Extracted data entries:
━━━━

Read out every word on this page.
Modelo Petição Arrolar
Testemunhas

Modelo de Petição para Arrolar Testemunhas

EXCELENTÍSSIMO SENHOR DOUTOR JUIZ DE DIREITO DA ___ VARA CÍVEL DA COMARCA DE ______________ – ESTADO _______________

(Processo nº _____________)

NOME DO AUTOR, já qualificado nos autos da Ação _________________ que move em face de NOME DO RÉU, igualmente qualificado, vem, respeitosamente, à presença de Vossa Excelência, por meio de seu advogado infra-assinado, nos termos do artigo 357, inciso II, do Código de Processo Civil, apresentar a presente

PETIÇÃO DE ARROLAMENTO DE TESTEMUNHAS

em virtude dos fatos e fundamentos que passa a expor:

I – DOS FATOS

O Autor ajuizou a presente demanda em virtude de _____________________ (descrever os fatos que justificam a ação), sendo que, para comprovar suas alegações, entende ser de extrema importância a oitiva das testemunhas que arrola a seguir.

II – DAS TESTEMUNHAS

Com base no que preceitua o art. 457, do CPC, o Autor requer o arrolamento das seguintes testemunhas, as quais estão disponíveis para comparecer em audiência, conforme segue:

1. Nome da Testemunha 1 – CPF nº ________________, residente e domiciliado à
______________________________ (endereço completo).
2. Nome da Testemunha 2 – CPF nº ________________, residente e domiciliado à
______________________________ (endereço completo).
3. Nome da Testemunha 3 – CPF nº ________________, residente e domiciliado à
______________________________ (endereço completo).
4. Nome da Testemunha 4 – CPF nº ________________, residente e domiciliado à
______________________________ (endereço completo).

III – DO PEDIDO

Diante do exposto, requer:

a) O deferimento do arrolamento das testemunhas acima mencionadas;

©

━━━━

Count each line of the entries that holds the word "domiciliado", then state the total and nothing more.

__Written solution__
4